● **Document excerpt**
--- begin ---
So, anyway, it seems to me that maybe Dominic Sandbrook is trying to do for the 70s what some aesthetically-challenged medievalists did for art history and what some cranially-challenged Viking skolurs did for Anglo-Saxon history.  Like I say, though, I like Dominic Sandbrook and I’m going to give his show a go.  I’m sure it’ll be fascinating and fun.  It may even convince me.  His ideas certainly, admittedly, sound more plausible than those of the medieval revisionists I’ve mentioned.  I may well write about the 1970s afterwards, one way or the other.  But beforehand, at the risk of sounding like I’m barfing up a Stuart Maconie script written by researchers for I 1970-1-2-3-4-5-6-7-8 or 9, here’s a list of Bad Things about the 1970s.  Some of them are general Bad Things that many of you will recognise, others were more personal Bad Things that I experienced myself, though you may recall similar sorts of experiences, but all of them are Bad Things.  Afterwards, in the interest of balance, however specious that concept is, I will mention some Good Things about the 70s.  But then I will conclude that overall the 1970s can be characterised as a Bad Thing.  So, here we go.

* Endless, endless, endless industrial inaction.
* Blackouts.
* Red Robbo.
* The election of Margaret Thatcher and the birth of hegemonic neo-liberal politics in the UK.
* The IRA.
* Astrid Proll, though 70s terrorists sounded sexier than the Abu Hamza types we have now.
* The oil crisis. Which, thank goodness, is now long over with.
* Pol Pot.
* Idi Amin.
* Plane hijackings, on a daily basis.
* The later stages of the Vietnam War, without the really cool soundtrack that the earlier stages had.
--- end ---
● **Data segment**
--- begin ---
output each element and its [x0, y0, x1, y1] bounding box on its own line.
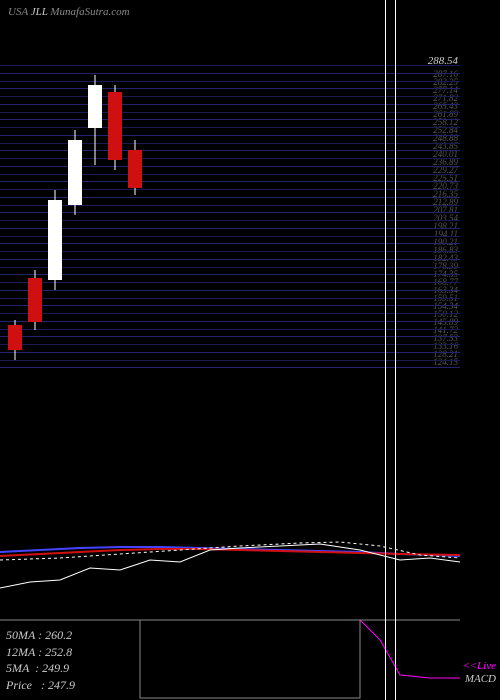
--- end ---
● **Exercise tasks**
(a) Answer these questions about the text on the 1970s, giving each answer on its own line with the same marker:
(i) Whose show does the writer say he likes and is going to give a go?
(ii) What does the writer promise to mention after the list of Bad Things, in the interest of balance?
(iii) What did the later stages of the Vietnam War lack that the earlier stages had?
(b) Extend the text on the 1970s from its final list item, carrying on in the same voice.

● **Results of the exercise**
(a)
(i) Dominic Sandbrook's.
(ii) Some Good Things about the 70s.
(iii) The really cool soundtrack.

(b)
* Glamorous Rock.
* Disco.
* Discos.
* Johnny Cash’s tragic “Cheese Period.”
* Chopper Bikes.
* The Ford Crapi, the Dagenham Ferrari, nuff said.
* Flares.
* Trim phones.
* Douchebags.
* Douchebags who could—and would—imitate trim phones.
* Douchebags who could, would—and did—imitate trim phones on That’s Life.
* Dogs who supposedly could say “sausages” but who could actually only growl “ghshsughshsughsh” on That’s Life. If their owners forced their jaws open and squeezed their arses hard enough.
* That’s Bloody That’s Sodding That’s Bloody Sodding Life.
* The Jeremy Thorpe and Norman Wisdom affair.
* The cutting edge of sexual liberation being represented by Sid James, that gurning geezer off On the Buses, and that quivering erection-on-legs who was in Man about the House.
* Racial politics, as represented in Love Thy Neighbour, Bernard Manning, Jim Davidson etc etc etc and et bloody and unbelievably cetera.
* TV presenters on Pebble Mill at One and Midlands Today who spoke a posh foreign language, tyelling ass for exaarmple thet aarfter the knews there will be a progremme about the potaarto femine. (That was before they invented “regional” accents in the 80s.)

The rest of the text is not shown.